Labeled region entries:
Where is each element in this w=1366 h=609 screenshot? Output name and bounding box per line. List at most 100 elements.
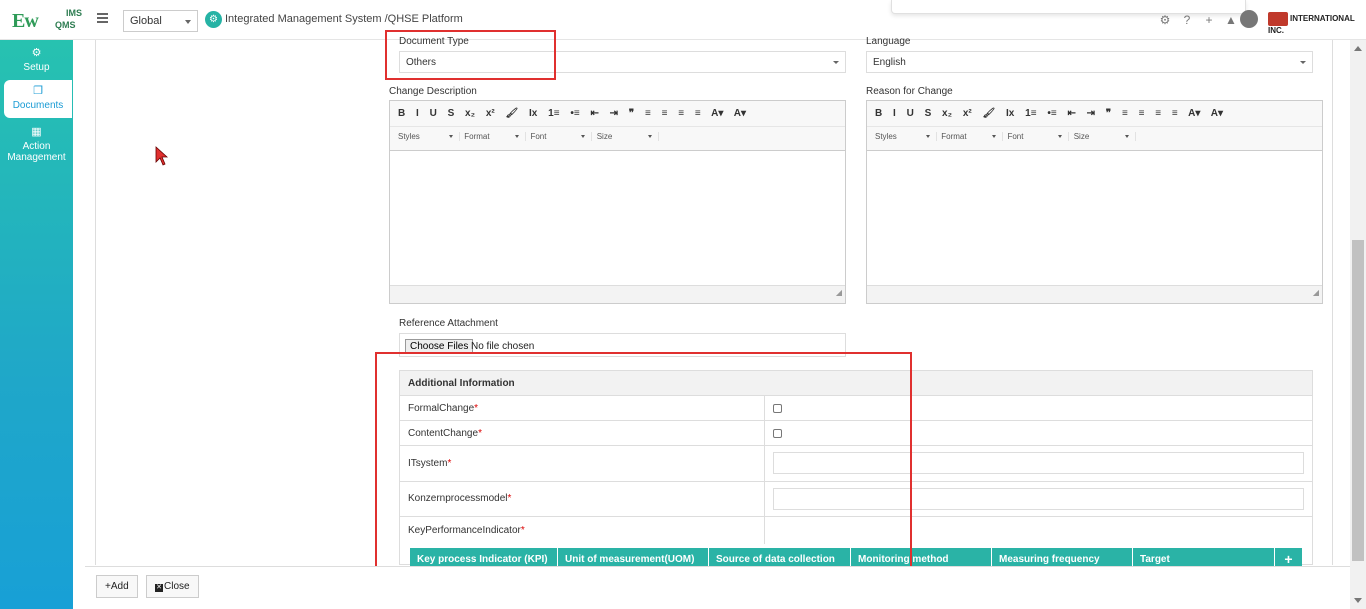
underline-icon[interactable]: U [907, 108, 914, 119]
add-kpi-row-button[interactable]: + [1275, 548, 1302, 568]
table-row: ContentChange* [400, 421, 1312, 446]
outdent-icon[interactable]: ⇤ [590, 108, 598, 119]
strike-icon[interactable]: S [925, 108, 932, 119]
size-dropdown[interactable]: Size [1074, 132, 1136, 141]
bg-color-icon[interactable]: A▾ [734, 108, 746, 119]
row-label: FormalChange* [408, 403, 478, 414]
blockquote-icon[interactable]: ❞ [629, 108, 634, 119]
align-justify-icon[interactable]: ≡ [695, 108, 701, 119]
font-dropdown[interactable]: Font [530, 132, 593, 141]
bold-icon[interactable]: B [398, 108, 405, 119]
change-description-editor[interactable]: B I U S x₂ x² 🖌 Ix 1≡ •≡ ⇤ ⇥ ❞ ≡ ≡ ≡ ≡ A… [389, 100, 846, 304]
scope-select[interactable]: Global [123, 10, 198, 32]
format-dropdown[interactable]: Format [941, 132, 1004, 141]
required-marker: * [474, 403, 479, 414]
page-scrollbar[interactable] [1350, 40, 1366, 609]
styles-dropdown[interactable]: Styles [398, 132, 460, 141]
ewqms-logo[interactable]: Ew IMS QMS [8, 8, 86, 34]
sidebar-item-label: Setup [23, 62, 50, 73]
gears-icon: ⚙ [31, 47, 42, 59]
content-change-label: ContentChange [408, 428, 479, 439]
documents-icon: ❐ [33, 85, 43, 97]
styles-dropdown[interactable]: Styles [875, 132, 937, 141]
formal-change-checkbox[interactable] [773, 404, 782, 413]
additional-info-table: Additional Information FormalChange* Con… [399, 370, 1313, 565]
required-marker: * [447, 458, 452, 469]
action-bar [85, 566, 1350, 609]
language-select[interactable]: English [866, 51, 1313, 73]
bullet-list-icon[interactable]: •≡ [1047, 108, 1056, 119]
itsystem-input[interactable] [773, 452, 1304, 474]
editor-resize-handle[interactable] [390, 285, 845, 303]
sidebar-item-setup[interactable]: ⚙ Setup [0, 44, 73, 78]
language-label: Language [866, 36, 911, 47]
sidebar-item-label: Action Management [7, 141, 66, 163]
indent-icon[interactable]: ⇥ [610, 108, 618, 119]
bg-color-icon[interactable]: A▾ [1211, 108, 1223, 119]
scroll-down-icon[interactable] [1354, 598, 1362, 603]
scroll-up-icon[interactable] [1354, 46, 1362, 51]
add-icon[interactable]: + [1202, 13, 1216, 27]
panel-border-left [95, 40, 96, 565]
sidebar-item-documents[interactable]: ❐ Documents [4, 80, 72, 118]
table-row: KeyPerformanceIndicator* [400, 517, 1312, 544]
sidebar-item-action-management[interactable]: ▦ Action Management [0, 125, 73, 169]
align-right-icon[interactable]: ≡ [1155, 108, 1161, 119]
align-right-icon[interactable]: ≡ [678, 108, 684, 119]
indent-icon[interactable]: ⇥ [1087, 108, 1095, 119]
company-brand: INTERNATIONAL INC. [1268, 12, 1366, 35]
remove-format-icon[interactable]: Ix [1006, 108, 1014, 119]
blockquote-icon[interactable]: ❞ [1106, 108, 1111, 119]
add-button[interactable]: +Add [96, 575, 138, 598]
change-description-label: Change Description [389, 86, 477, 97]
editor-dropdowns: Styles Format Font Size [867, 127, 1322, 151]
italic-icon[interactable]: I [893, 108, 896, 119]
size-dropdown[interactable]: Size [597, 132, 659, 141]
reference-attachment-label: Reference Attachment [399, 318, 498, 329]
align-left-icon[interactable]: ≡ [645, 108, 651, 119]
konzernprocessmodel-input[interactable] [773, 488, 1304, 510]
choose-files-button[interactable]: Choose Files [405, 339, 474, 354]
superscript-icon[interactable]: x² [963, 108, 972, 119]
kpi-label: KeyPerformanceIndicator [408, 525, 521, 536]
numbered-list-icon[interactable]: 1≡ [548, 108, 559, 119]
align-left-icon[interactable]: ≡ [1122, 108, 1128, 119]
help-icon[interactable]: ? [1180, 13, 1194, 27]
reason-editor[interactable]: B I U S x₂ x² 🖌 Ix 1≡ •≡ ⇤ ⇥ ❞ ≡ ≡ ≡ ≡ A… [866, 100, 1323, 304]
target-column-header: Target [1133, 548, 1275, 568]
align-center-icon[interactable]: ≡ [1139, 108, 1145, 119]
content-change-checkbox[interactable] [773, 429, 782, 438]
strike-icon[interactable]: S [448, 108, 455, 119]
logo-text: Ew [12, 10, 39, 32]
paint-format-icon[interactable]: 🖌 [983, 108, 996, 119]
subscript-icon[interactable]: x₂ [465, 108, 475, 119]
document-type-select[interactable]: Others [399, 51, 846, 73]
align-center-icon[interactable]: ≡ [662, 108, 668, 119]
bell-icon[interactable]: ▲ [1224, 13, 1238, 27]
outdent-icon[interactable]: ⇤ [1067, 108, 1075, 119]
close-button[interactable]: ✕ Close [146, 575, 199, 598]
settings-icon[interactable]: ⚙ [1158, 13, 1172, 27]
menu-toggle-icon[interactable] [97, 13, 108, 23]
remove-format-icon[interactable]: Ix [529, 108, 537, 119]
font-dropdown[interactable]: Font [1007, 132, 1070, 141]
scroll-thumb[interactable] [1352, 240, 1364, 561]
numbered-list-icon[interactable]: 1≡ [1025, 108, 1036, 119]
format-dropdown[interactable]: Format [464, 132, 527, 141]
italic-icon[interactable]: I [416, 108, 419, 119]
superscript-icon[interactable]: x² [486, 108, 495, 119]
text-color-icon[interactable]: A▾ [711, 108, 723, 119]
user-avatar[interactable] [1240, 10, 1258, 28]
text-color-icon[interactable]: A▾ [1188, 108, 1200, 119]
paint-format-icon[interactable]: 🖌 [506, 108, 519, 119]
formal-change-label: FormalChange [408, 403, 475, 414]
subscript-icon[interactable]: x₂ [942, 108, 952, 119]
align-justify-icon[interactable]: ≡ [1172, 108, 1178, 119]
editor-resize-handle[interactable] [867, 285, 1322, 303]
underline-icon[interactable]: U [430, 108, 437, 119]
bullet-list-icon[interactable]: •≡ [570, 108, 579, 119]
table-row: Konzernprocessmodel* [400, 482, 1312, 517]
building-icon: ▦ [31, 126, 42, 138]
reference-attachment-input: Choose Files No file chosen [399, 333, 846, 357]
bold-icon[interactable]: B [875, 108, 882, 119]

Directions
How many lines of the data above contain the string "numbered"? Reply with the number alone.

Problem solution
2